## PAGE TEXT
You know the type I'm talking about here.

The sweat gets in my eyes and I nearly drop the tray as I feel the sharp, salty sting.

I manage.

I always manage, if only just.

I start delivering their wine glasses to the table when one of them comments...

"I just love your little uniforms, they're so classy."

The others nod in agreement.

"It would look some much better and professional if only you buttoned the top button and tightened your tie."

She looks over at the other waiter as he takes an order, "I've noticed he doesn't have his tie up all the way either, why?"

"Ma'am, its ninety five degrees out." I state.

"And?" She asked.

I'm dressed for winter weather, long sleeve shirt and tie, black slacks and full lenght bistro apron, no polo shirts and Bermuda shorts like they probably wear down at Glen Oaks or whatever country club she's used to.

"It's ninety five out, do you really want me sweating in your food?"

Her friends snicker and the logic of my appearance dawns on her.

"Well you have a point." She said.

I smile and walk off.

I think about the weather, others have it worse, I've had it worse.

I remember digging stones and boulders out of cornfields in the July heat so the combines would not hit them and break...

My old roommates coming home caked with tar and sweat after a hard days work.

The guys working down the street on a new office building, dark with the burn of summer.

The lady fiddles with her ring and wipes a small glimmer of perspiration from her brow.

There's an old saying, you'll make more with your mind, not your hands.

I think about the tuition check I just sent in, first time I'll see a classroom in almost five years.

The mind, that's the way to go.

She used hers.

And married up.

Me?

I'll manage.

8 Comments:

At 4:20 AM , Anonymous Anonymous said...

I wait on these rich-bitch blonde-streaked hair'd on the virge of pre-menopause females all the time. They have no concept of reality! They are cartoons and don't even realize it.

 
At 2:47 PM , Anonymous Anonymous said...

you'll manage very nicely. a brain is only as good as its grounding. you've seen the belly of the human beast; time now for you to rise to the top. those born up there on cloud nine are less fortunate. barely managing not to be bored by life.

good luck in school. what are you taking?

 
At 3:56 PM , Anonymous Anonymous said...

My dear Nephew Dude:

Your mother's side of the family has always managed. Always. It's in your blood.

Love,

Uncle R.

 
At 8:46 PM , Anonymous Anonymous said...

Ah...Iowa summers. I remember the summer I detassled corn, it was long hot work and minimum wage. But I made friends and learned a little something about hard work.

## BRIEF A
From the post about serving tables on a hot day, extract the passage that begins with the words "I wait on these" and ends with "2:47 PM , Anonymous Anonymous said...".
## BRIEF B
Write what comes next in the post about serving tables on a hot day, picking up after its final sentence.

Bounding box prediction data:
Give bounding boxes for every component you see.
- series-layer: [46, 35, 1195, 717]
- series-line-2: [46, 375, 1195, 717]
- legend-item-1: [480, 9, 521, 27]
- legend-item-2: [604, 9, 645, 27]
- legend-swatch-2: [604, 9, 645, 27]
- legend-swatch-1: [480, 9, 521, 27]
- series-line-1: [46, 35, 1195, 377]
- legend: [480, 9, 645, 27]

## TASK ANSWER A
I wait on these rich-bitch blonde-streaked hair'd on the virge of pre-menopause females all the time. They have no concept of reality! They are cartoons and don't even realize it.

 
At 2:47 PM , Anonymous Anonymous said...

## TASK ANSWER B
Last summer I started looking into classes at DMACC. I'm married and have a lil boy (I'm 24 years old) but I wanted to go back to school. In August I started getting sick. In September I was diagnosed with cancer.

Last week was my last round of chemotherapy. (bald, 24 year old girls are VERY attractive!) Maybe this summer will be a little more productive and I'll get back on track with school. It would be easy to resent the kind of women in your post but in the long run, my life experiences (both good and bad) will make me a better person.

Good luck to you with school and rising above these kinds of people by using your brains and talent. Keep up the posting!

 
At 11:52 AM , Anonymous Anonymous said...

wow. evidently it is better to be curious than furious.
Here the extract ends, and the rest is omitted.